Saved entries
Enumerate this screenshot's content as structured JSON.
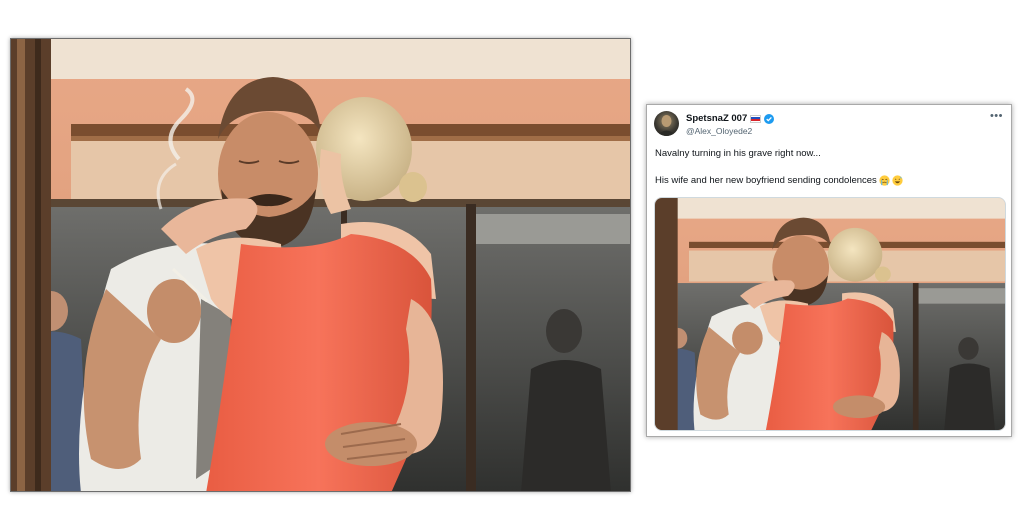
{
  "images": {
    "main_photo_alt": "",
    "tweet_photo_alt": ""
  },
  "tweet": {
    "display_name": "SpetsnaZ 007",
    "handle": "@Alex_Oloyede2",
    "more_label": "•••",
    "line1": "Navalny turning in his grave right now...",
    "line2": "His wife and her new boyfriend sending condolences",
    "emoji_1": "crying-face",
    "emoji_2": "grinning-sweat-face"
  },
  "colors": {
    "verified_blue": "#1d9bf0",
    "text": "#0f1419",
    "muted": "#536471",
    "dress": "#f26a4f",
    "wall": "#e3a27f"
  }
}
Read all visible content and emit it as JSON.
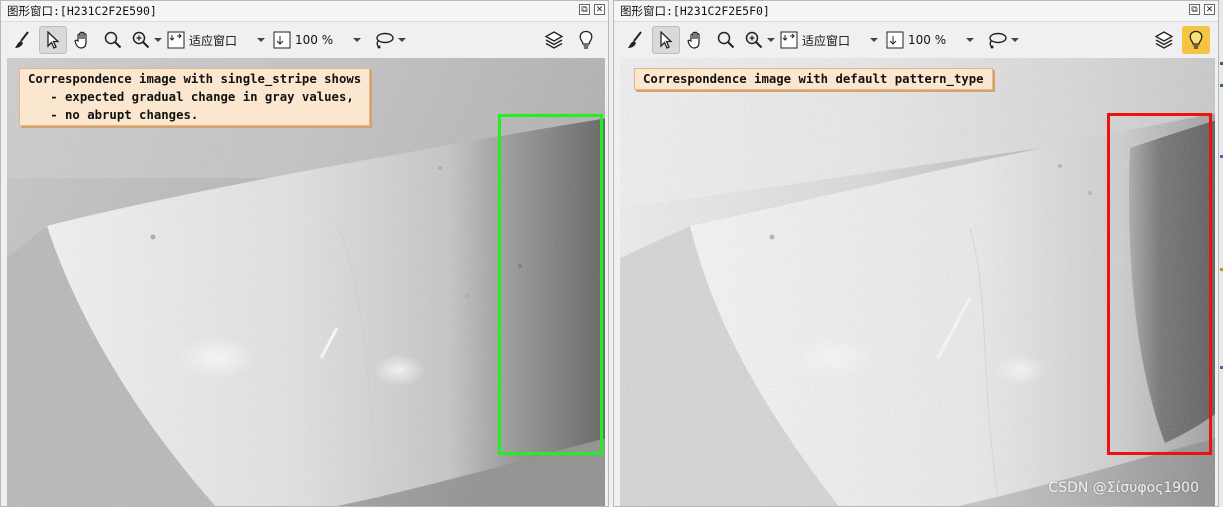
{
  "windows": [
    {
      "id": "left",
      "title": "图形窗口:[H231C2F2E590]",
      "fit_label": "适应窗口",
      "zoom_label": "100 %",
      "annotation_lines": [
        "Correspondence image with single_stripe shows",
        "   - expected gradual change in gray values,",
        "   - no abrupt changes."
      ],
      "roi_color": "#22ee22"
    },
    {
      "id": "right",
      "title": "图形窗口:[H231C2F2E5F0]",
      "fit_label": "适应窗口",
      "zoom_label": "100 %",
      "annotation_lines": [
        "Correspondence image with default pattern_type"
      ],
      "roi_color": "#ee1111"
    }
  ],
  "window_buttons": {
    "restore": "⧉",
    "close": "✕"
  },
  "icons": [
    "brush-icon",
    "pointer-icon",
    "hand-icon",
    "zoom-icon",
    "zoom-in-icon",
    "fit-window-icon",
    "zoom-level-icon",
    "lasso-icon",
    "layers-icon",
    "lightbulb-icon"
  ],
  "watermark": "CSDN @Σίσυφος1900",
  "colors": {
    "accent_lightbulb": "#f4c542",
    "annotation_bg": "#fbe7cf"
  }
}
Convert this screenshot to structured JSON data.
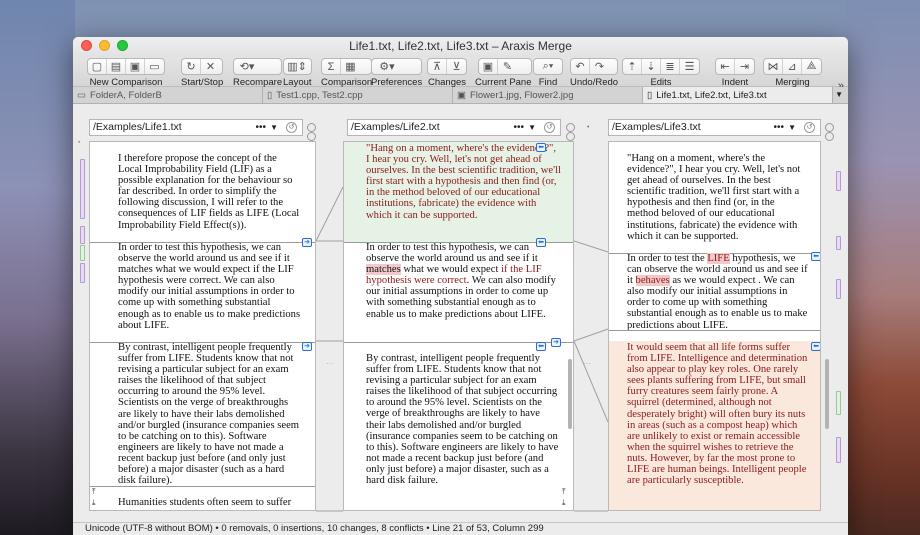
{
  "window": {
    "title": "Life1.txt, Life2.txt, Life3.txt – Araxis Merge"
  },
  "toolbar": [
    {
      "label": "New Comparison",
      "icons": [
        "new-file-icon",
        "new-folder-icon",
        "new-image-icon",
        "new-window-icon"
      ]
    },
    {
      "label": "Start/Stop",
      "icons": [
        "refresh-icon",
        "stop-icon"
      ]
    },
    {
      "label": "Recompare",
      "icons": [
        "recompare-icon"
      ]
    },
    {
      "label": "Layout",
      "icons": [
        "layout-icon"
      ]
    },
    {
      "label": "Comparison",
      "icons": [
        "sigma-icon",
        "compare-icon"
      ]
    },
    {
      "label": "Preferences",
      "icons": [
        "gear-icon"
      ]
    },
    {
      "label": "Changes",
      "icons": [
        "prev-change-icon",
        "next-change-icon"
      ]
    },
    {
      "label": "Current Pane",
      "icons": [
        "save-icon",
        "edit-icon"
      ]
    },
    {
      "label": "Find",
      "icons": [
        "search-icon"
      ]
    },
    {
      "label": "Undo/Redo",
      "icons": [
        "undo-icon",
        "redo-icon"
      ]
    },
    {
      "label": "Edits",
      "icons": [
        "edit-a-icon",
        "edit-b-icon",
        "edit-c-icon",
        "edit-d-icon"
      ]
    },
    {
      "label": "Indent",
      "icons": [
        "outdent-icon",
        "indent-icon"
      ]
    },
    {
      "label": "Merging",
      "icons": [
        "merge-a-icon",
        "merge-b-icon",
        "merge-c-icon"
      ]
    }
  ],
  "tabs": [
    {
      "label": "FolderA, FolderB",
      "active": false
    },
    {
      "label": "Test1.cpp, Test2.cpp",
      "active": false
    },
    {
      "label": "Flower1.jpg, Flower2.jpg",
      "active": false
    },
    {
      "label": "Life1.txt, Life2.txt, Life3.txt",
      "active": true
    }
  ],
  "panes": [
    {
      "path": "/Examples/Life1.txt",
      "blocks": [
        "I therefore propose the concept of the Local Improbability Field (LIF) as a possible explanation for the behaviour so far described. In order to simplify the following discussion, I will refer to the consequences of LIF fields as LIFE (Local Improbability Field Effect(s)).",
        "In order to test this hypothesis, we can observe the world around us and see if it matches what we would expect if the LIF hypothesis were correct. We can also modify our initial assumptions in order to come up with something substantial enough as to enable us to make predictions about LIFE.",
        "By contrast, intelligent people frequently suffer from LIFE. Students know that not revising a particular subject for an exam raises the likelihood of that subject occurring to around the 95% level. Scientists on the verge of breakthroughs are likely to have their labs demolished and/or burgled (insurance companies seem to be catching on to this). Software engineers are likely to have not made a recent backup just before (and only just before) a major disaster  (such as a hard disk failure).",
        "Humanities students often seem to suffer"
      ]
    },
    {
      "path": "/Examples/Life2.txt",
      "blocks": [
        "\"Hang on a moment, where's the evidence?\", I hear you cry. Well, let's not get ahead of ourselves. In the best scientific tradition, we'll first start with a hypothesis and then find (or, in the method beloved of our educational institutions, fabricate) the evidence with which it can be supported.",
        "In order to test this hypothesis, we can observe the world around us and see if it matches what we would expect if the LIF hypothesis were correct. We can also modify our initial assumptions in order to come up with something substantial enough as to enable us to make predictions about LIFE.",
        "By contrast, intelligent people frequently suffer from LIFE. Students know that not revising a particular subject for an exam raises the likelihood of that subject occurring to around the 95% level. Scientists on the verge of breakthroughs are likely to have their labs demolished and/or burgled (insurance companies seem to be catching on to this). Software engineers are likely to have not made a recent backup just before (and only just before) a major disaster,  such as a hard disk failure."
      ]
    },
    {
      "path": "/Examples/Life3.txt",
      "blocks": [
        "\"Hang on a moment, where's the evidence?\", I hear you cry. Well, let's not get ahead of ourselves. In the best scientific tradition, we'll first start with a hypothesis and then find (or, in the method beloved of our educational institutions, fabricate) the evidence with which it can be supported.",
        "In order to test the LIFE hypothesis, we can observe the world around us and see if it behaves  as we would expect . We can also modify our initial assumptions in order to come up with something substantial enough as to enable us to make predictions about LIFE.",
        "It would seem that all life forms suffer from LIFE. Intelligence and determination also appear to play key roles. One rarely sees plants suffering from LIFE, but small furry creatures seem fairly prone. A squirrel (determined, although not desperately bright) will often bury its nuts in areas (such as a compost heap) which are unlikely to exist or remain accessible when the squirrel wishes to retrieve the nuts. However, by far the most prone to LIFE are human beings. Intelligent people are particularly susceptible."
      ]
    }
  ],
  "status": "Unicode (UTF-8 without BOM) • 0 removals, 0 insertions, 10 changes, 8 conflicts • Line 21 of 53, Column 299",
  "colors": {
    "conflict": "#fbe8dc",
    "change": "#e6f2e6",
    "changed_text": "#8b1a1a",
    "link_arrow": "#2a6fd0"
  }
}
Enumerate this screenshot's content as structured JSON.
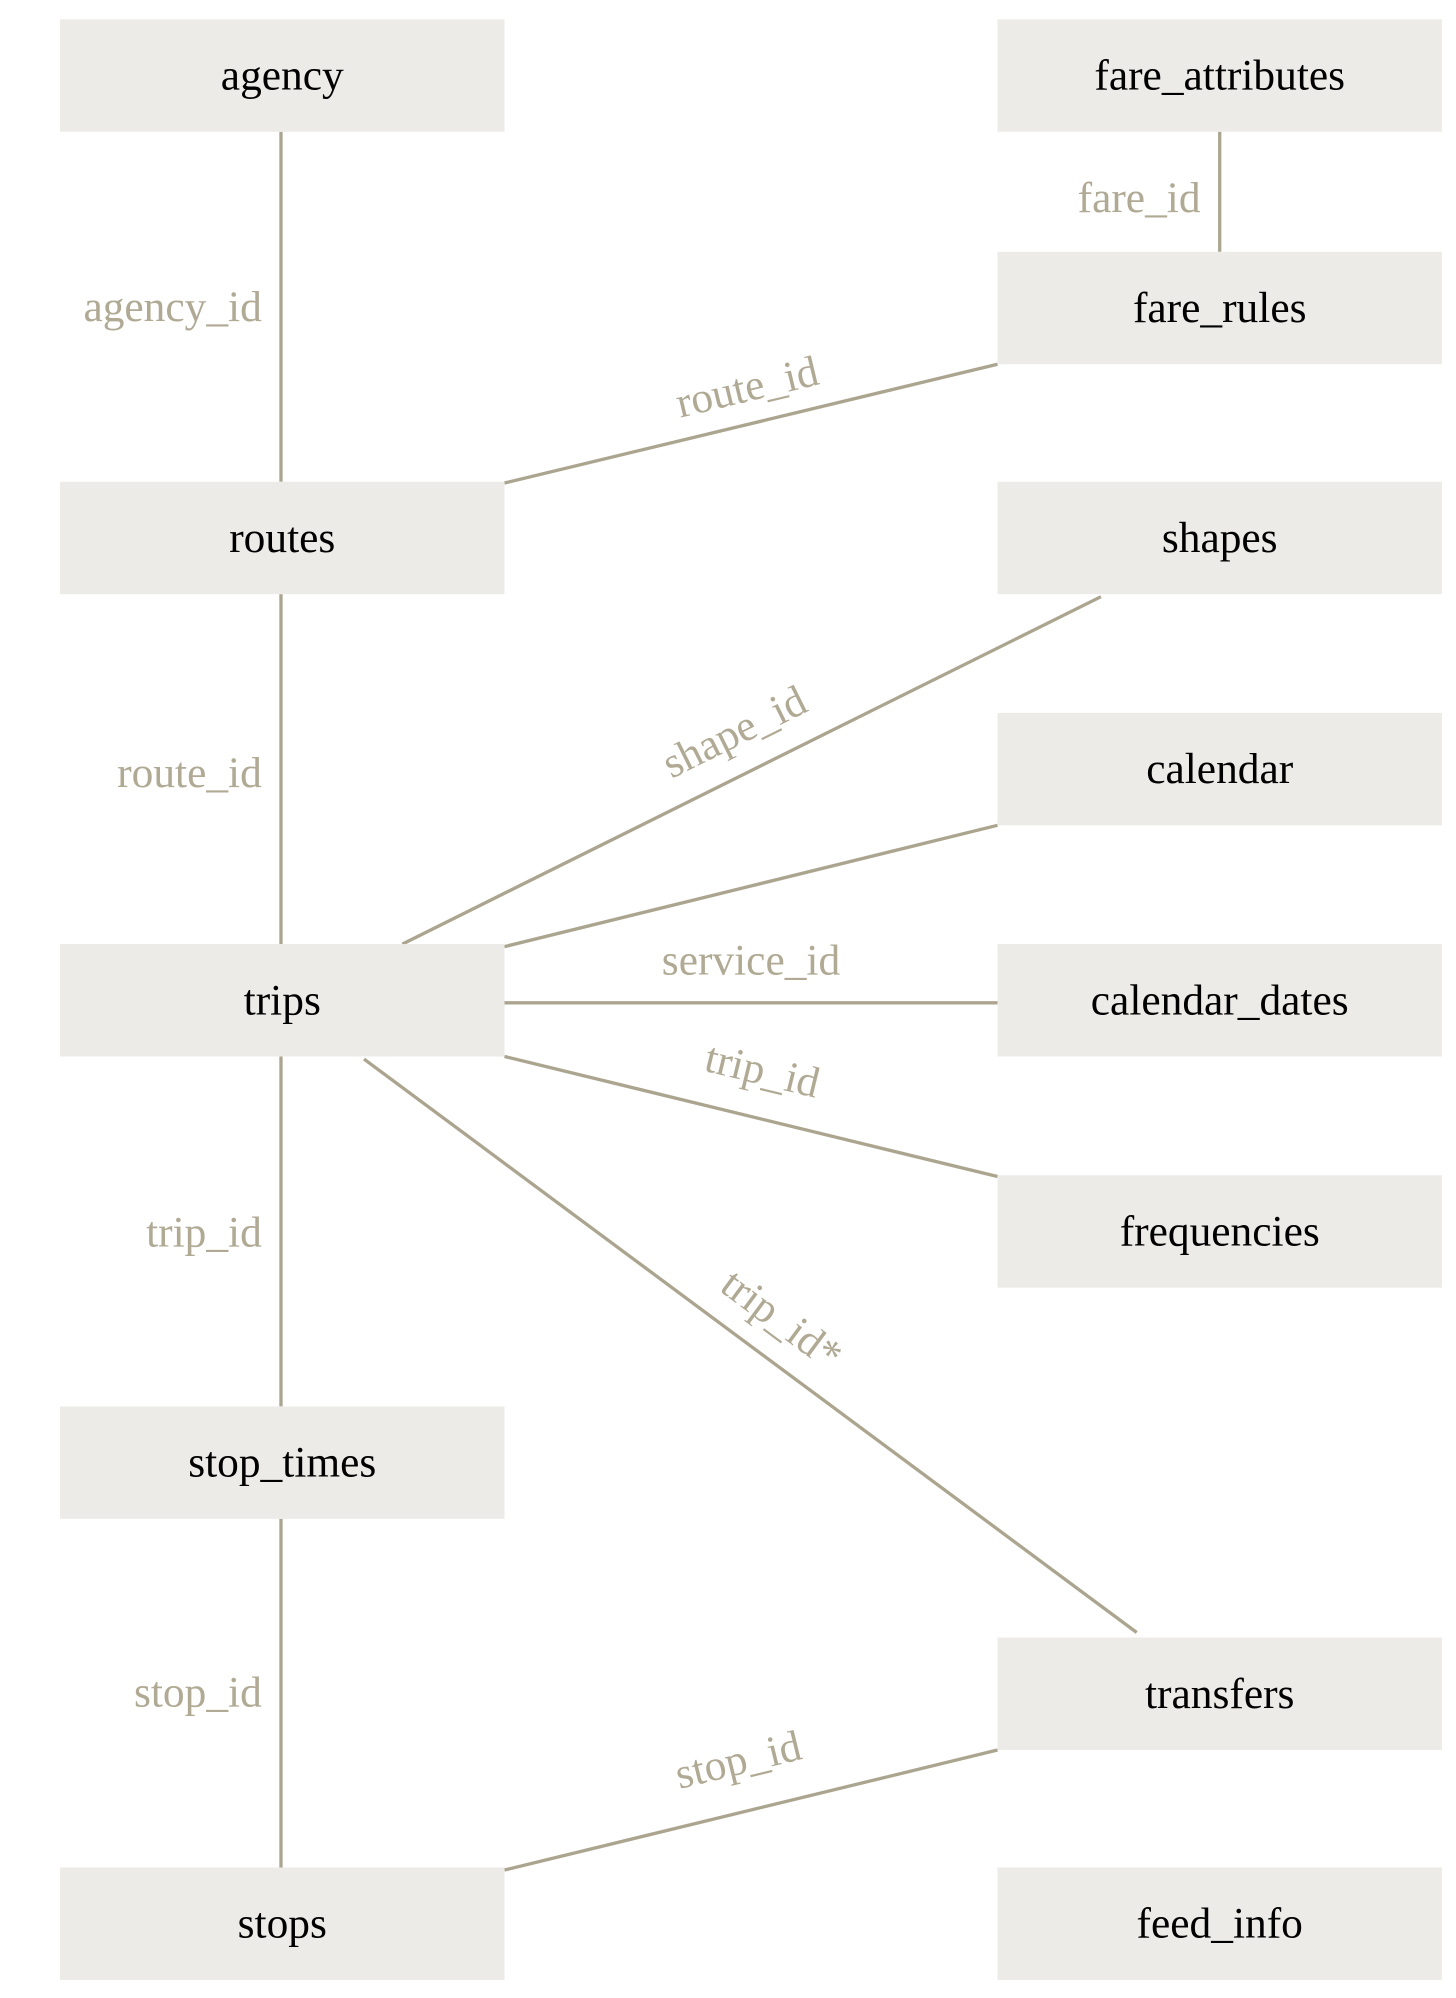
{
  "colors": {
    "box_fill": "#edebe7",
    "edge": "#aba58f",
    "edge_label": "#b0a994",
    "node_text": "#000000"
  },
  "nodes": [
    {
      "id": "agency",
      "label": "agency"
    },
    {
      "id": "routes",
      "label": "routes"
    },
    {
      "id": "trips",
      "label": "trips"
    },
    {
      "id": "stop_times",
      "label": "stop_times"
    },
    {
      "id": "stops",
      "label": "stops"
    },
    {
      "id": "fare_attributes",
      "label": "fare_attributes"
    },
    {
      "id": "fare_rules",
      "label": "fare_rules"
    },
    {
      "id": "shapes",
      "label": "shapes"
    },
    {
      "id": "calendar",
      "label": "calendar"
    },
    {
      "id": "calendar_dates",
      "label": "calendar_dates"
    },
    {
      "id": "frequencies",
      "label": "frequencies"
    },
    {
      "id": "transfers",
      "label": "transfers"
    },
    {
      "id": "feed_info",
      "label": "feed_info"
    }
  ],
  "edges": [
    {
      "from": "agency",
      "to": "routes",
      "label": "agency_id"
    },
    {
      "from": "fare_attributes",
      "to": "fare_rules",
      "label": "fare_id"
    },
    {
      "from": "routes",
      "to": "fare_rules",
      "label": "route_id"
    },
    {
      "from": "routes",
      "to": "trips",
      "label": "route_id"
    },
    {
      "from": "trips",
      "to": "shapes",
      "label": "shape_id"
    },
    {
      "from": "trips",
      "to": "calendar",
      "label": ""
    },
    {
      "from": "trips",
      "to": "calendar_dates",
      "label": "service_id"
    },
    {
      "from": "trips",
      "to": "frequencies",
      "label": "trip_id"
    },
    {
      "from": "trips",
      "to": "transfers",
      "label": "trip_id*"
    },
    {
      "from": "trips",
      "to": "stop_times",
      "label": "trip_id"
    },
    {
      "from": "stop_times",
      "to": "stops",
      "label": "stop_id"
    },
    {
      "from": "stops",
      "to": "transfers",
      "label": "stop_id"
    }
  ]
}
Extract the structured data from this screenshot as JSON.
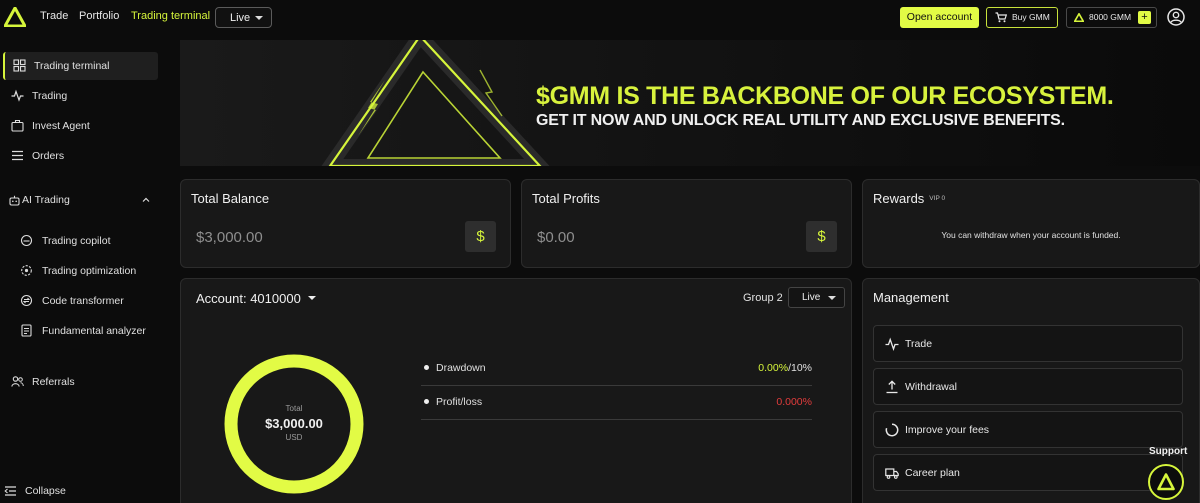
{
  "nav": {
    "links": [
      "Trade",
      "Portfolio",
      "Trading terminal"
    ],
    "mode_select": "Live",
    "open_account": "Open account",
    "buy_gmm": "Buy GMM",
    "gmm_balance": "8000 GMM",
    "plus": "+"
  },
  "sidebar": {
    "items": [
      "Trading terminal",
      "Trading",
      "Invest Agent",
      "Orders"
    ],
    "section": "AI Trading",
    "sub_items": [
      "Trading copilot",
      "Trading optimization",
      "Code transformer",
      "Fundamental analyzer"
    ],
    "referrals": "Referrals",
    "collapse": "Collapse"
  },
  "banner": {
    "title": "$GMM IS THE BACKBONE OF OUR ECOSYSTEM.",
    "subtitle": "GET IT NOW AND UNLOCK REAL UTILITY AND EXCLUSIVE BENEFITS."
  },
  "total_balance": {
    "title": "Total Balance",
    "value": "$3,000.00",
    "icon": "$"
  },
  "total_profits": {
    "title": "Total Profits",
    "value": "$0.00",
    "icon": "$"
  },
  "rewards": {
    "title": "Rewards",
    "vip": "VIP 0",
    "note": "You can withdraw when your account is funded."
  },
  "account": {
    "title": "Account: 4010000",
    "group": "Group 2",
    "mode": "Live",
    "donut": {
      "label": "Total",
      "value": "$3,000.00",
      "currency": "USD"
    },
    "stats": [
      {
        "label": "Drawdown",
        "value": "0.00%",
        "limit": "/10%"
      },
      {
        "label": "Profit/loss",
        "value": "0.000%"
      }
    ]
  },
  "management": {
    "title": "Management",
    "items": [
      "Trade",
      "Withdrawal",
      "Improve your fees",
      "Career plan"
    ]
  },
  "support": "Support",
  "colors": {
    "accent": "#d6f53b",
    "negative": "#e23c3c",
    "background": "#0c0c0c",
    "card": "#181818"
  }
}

▶ _TASK_:
Collect, from the material above, every line containing the word "frequencies".

▶ _FINISHED ANSWER_:
      "id": "frequencies",
      "label": "frequencies"
      "to": "frequencies",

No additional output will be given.